Stated task:
Look through the data below. Collect every line where the word "подвала" occurs.

Supplied information:
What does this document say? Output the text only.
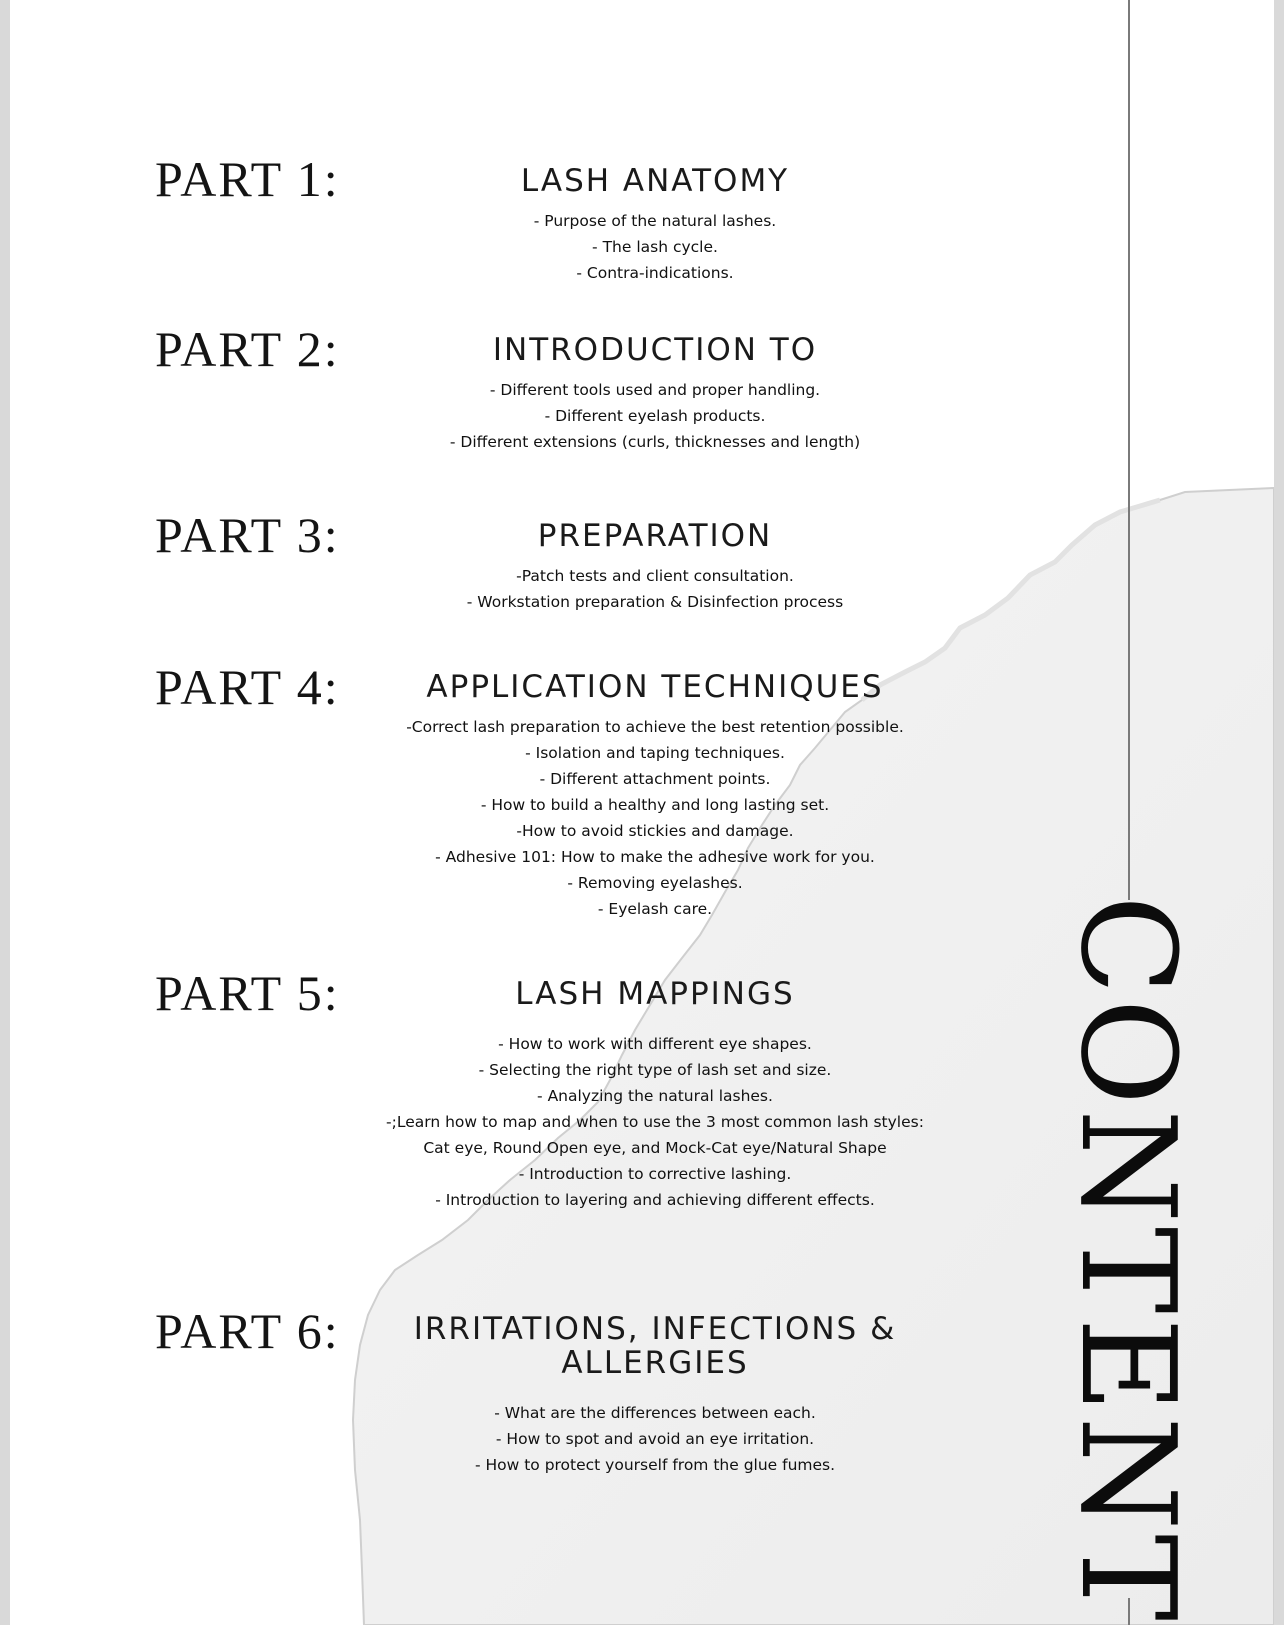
CONTENT
PART 1:	LASH ANATOMY
- Purpose of the natural lashes.
- The lash cycle.
- Contra-indications.
PART 2:	INTRODUCTION TO
- Different tools used and proper handling.
- Different eyelash products.
- Different extensions (curls, thicknesses and length)
PART 3:	PREPARATION
-Patch tests and client consultation.
- Workstation preparation & Disinfection process
PART 4:	APPLICATION TECHNIQUES
-Correct lash preparation to achieve the best retention possible.
- Isolation and taping techniques.
- Different attachment points.
- How to build a healthy and long lasting set.
-How to avoid stickies and damage.
- Adhesive 101: How to make the adhesive work for you.
- Removing eyelashes.
- Eyelash care.
PART 5:	LASH MAPPINGS
- How to work with different eye shapes.
- Selecting the right type of lash set and size.
- Analyzing the natural lashes.
-;Learn how to map and when to use the 3 most common lash styles:
Cat eye, Round Open eye, and Mock-Cat eye/Natural Shape
- Introduction to corrective lashing.
- Introduction to layering and achieving different effects.
PART 6:	IRRITATIONS, INFECTIONS &
ALLERGIES
- What are the differences between each.
- How to spot and avoid an eye irritation.
- How to protect yourself from the glue fumes.
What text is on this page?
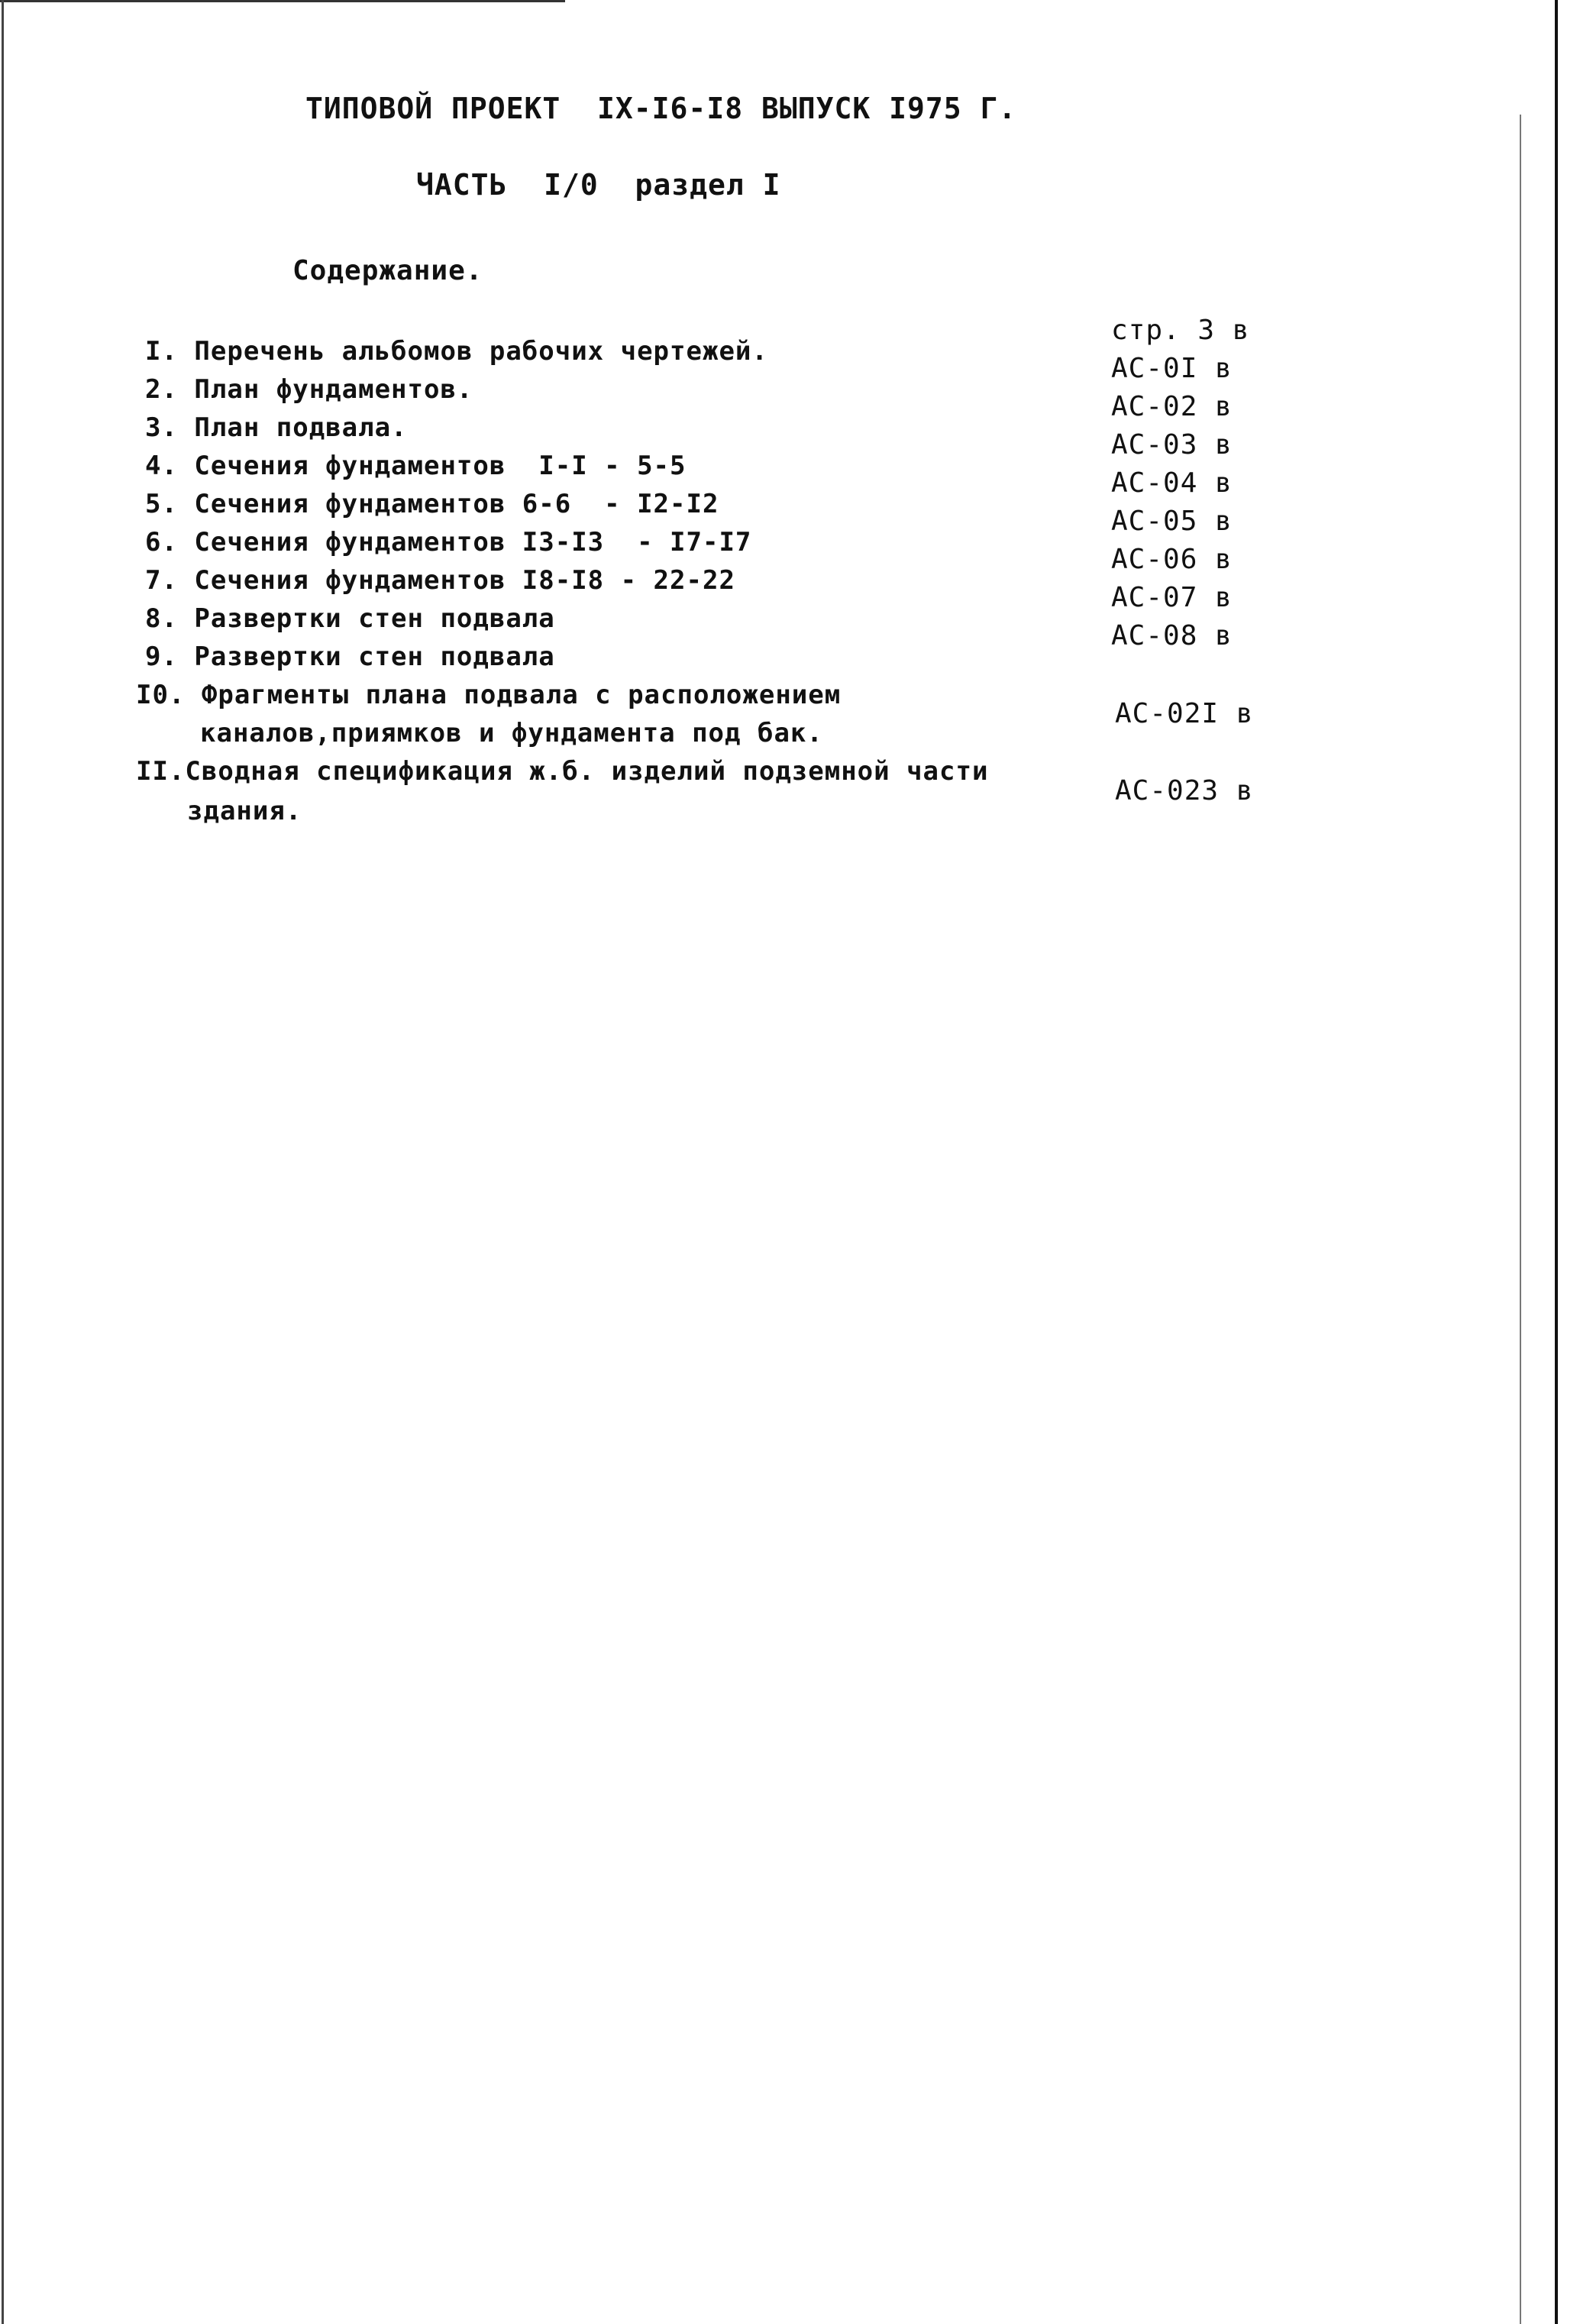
ТИПОВОЙ ПРОЕКТ  IX-I6-I8 ВЫПУСК I975 Г.
ЧАСТЬ  I/0  раздел I
Содержание.
I. Перечень альбомов рабочих чертежей.
стр. 3 в
2. План фундаментов.
АС-0I в
3. План подвала.
АС-02 в
4. Сечения фундаментов  I-I - 5-5
АС-03 в
5. Сечения фундаментов 6-6  - I2-I2
АС-04 в
6. Сечения фундаментов I3-I3  - I7-I7
АС-05 в
7. Сечения фундаментов I8-I8 - 22-22
АС-06 в
8. Развертки стен подвала
АС-07 в
9. Развертки стен подвала
АС-08 в
I0. Фрагменты плана подвала с расположением
каналов,приямков и фундамента под бак.
АС-02I в
II.Сводная спецификация ж.б. изделий подземной части
здания.
АС-023 в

Expected answer:
3. План подвала.
8. Развертки стен подвала
9. Развертки стен подвала
I0. Фрагменты плана подвала с расположением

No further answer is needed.